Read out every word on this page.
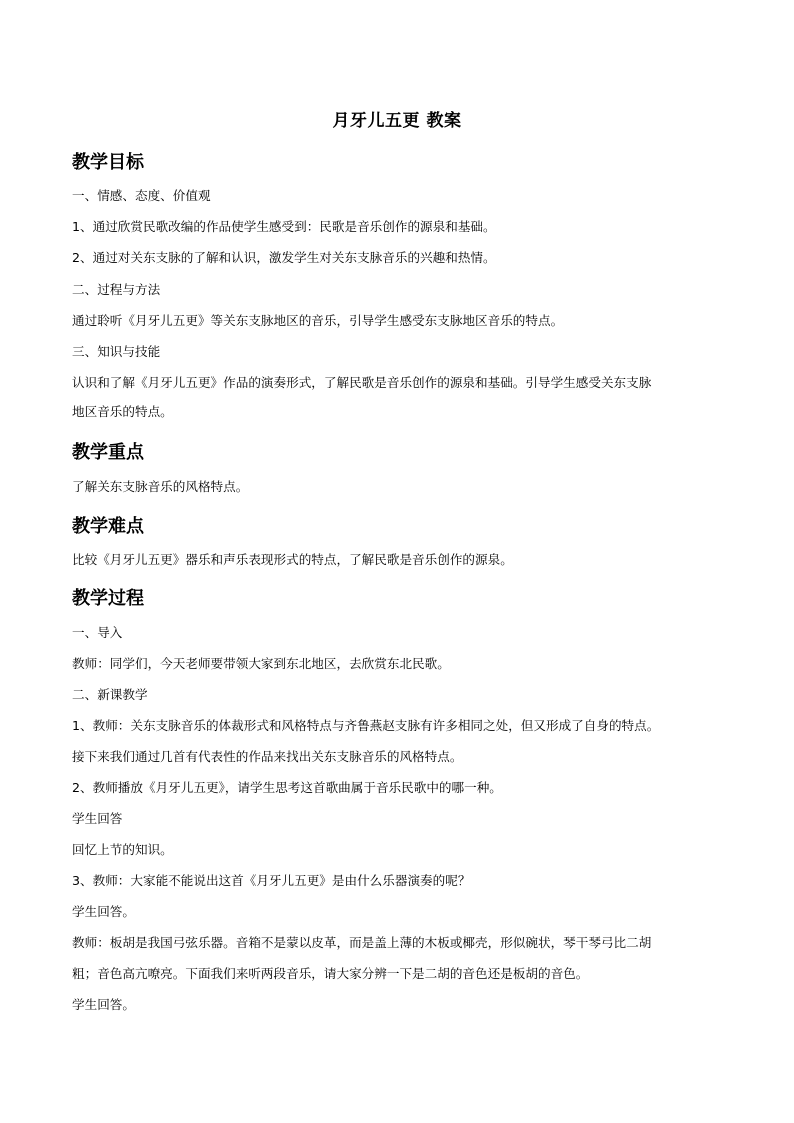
月牙儿五更 教案
教学目标
一、情感、态度、价值观
1、通过欣赏民歌改编的作品使学生感受到：民歌是音乐创作的源泉和基础。
2、通过对关东支脉的了解和认识，激发学生对关东支脉音乐的兴趣和热情。
二、过程与方法
通过聆听《月牙儿五更》等关东支脉地区的音乐，引导学生感受东支脉地区音乐的特点。
三、知识与技能
认识和了解《月牙儿五更》作品的演奏形式，了解民歌是音乐创作的源泉和基础。引导学生感受关东支脉
地区音乐的特点。
教学重点
了解关东支脉音乐的风格特点。
教学难点
比较《月牙儿五更》器乐和声乐表现形式的特点，了解民歌是音乐创作的源泉。
教学过程
一、导入
教师：同学们，今天老师要带领大家到东北地区，去欣赏东北民歌。
二、新课教学
1、教师：关东支脉音乐的体裁形式和风格特点与齐鲁燕赵支脉有许多相同之处，但又形成了自身的特点。
接下来我们通过几首有代表性的作品来找出关东支脉音乐的风格特点。
2、教师播放《月牙儿五更》，请学生思考这首歌曲属于音乐民歌中的哪一种。
学生回答
回忆上节的知识。
3、教师：大家能不能说出这首《月牙儿五更》是由什么乐器演奏的呢？
学生回答。
教师：板胡是我国弓弦乐器。音箱不是蒙以皮革，而是盖上薄的木板或椰壳，形似碗状，琴干琴弓比二胡
粗；音色高亢嘹亮。下面我们来听两段音乐，请大家分辨一下是二胡的音色还是板胡的音色。
学生回答。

· · ·

# THE PROBLEM
Omit each picture, then return all of the listing exactly as it stands.

# ANSWER TO THIS EXERCISE
Read out every word on this page.
月牙儿五更 教案
教学目标
一、情感、态度、价值观
1、通过欣赏民歌改编的作品使学生感受到：民歌是音乐创作的源泉和基础。
2、通过对关东支脉的了解和认识，激发学生对关东支脉音乐的兴趣和热情。
二、过程与方法
通过聆听《月牙儿五更》等关东支脉地区的音乐，引导学生感受东支脉地区音乐的特点。
三、知识与技能
认识和了解《月牙儿五更》作品的演奏形式，了解民歌是音乐创作的源泉和基础。引导学生感受关东支脉
地区音乐的特点。
教学重点
了解关东支脉音乐的风格特点。
教学难点
比较《月牙儿五更》器乐和声乐表现形式的特点，了解民歌是音乐创作的源泉。
教学过程
一、导入
教师：同学们，今天老师要带领大家到东北地区，去欣赏东北民歌。
二、新课教学
1、教师：关东支脉音乐的体裁形式和风格特点与齐鲁燕赵支脉有许多相同之处，但又形成了自身的特点。
接下来我们通过几首有代表性的作品来找出关东支脉音乐的风格特点。
2、教师播放《月牙儿五更》，请学生思考这首歌曲属于音乐民歌中的哪一种。
学生回答
回忆上节的知识。
3、教师：大家能不能说出这首《月牙儿五更》是由什么乐器演奏的呢？
学生回答。
教师：板胡是我国弓弦乐器。音箱不是蒙以皮革，而是盖上薄的木板或椰壳，形似碗状，琴干琴弓比二胡
粗；音色高亢嘹亮。下面我们来听两段音乐，请大家分辨一下是二胡的音色还是板胡的音色。
学生回答。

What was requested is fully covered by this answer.